What this task involves =
Starting at the beginning of the entries and stopping after the line that contains "The stop plate c10 is at (275, 145).", write those lines out again, substituting "recording machine" for "registering machine" and leaving everything else unchanged.

BEGIN Dataset extract

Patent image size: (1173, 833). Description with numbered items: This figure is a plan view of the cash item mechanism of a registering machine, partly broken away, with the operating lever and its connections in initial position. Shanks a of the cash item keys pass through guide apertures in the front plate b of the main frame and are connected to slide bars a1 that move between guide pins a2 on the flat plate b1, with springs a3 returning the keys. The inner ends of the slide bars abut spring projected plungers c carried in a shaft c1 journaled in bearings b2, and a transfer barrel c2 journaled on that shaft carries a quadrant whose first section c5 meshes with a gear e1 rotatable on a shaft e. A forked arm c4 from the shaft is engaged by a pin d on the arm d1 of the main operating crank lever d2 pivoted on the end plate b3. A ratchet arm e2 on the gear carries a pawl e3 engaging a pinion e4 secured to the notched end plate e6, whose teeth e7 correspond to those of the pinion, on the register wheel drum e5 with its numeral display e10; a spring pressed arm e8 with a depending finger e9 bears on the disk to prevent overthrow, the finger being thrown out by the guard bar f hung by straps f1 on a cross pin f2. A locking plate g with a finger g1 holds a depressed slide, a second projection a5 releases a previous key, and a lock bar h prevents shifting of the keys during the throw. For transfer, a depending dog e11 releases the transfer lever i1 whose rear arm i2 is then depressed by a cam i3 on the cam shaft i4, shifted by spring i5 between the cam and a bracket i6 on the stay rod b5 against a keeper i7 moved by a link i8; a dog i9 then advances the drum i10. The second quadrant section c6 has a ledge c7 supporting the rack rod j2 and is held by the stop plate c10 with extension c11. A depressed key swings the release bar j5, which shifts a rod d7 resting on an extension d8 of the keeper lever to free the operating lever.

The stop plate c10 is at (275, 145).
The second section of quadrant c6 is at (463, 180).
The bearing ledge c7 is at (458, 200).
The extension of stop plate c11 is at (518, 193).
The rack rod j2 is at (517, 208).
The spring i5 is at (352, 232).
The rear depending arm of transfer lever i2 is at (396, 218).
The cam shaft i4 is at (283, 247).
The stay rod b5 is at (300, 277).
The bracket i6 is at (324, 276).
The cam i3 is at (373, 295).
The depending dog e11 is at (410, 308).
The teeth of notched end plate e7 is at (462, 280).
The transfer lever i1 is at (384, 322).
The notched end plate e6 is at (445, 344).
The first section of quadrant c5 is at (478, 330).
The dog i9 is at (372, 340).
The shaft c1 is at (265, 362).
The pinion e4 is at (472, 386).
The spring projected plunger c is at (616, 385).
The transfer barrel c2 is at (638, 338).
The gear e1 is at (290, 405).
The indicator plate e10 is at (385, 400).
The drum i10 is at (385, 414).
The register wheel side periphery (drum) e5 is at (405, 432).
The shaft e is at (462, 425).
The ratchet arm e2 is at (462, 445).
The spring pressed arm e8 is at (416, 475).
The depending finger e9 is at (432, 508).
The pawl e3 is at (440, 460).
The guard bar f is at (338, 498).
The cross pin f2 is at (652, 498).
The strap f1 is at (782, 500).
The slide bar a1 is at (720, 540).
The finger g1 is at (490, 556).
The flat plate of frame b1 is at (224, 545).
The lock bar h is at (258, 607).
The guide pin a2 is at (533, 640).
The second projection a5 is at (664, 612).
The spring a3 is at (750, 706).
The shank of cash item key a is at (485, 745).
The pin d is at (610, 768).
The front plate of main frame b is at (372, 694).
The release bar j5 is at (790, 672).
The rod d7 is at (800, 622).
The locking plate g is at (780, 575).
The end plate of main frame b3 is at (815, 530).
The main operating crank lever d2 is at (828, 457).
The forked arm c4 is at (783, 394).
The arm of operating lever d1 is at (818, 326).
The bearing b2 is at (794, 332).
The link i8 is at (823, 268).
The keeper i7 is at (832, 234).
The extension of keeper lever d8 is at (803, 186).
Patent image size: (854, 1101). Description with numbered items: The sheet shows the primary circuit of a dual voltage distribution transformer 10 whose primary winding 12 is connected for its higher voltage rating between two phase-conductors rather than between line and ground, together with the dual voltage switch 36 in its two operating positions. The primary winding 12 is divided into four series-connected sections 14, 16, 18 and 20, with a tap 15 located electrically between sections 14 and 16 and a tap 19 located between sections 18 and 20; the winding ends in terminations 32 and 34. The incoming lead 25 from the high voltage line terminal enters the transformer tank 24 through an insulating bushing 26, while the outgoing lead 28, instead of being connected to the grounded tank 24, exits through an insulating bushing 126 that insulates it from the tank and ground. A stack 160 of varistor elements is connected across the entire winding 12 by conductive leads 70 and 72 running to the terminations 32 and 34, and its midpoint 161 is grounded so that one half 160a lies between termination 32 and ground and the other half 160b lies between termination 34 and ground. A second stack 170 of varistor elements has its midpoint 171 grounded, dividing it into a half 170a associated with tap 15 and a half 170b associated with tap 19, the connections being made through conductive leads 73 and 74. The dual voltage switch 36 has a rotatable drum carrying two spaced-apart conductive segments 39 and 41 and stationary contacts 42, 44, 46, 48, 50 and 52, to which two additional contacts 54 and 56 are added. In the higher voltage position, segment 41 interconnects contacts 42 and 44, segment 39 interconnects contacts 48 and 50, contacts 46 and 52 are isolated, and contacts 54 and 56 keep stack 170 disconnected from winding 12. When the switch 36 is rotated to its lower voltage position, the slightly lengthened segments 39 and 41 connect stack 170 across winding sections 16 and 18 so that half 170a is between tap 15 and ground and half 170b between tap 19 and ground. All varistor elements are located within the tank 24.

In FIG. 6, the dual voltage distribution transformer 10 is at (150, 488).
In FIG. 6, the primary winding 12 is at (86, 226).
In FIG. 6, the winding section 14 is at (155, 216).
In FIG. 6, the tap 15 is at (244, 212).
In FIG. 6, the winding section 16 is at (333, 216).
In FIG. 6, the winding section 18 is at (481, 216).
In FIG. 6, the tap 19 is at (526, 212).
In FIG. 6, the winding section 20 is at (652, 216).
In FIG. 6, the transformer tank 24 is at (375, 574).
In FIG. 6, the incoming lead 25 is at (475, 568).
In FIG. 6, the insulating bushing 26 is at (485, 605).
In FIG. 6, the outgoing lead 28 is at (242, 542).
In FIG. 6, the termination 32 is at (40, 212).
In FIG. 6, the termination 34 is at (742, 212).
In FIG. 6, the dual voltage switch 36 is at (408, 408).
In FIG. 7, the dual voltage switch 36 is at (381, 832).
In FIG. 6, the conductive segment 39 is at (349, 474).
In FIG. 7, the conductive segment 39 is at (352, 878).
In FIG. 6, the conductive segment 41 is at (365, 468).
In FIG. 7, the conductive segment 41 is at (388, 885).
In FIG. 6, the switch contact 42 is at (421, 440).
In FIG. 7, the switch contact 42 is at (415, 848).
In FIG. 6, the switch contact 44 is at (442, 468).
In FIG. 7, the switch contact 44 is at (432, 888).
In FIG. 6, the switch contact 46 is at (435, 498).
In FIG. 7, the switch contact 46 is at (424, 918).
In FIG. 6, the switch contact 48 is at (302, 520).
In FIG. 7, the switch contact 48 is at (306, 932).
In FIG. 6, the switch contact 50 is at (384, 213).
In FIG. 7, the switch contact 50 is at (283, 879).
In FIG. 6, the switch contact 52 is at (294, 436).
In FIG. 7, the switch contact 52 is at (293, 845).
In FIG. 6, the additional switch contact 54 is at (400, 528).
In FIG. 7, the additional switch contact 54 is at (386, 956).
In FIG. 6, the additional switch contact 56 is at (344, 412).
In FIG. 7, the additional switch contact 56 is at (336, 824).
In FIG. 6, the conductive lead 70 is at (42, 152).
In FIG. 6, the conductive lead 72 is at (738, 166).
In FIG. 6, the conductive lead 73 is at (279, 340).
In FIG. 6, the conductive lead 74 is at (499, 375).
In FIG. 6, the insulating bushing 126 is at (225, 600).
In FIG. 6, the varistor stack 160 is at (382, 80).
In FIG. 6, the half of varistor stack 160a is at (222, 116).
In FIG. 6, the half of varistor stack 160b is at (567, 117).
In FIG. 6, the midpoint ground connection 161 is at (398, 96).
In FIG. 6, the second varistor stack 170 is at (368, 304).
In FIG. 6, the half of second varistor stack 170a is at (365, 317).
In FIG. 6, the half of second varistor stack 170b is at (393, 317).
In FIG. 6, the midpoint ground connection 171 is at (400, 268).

END Dataset extract

Result below =
Patent image size: (1173, 833). Description with numbered items: This figure is a plan view of the cash item mechanism of a recording machine, partly broken away, with the operating lever and its connections in initial position. Shanks a of the cash item keys pass through guide apertures in the front plate b of the main frame and are connected to slide bars a1 that move between guide pins a2 on the flat plate b1, with springs a3 returning the keys. The inner ends of the slide bars abut spring projected plungers c carried in a shaft c1 journaled in bearings b2, and a transfer barrel c2 journaled on that shaft carries a quadrant whose first section c5 meshes with a gear e1 rotatable on a shaft e. A forked arm c4 from the shaft is engaged by a pin d on the arm d1 of the main operating crank lever d2 pivoted on the end plate b3. A ratchet arm e2 on the gear carries a pawl e3 engaging a pinion e4 secured to the notched end plate e6, whose teeth e7 correspond to those of the pinion, on the register wheel drum e5 with its numeral display e10; a spring pressed arm e8 with a depending finger e9 bears on the disk to prevent overthrow, the finger being thrown out by the guard bar f hung by straps f1 on a cross pin f2. A locking plate g with a finger g1 holds a depressed slide, a second projection a5 releases a previous key, and a lock bar h prevents shifting of the keys during the throw. For transfer, a depending dog e11 releases the transfer lever i1 whose rear arm i2 is then depressed by a cam i3 on the cam shaft i4, shifted by spring i5 between the cam and a bracket i6 on the stay rod b5 against a keeper i7 moved by a link i8; a dog i9 then advances the drum i10. The second quadrant section c6 has a ledge c7 supporting the rack rod j2 and is held by the stop plate c10 with extension c11. A depressed key swings the release bar j5, which shifts a rod d7 resting on an extension d8 of the keeper lever to free the operating lever.

The stop plate c10 is at (275, 145).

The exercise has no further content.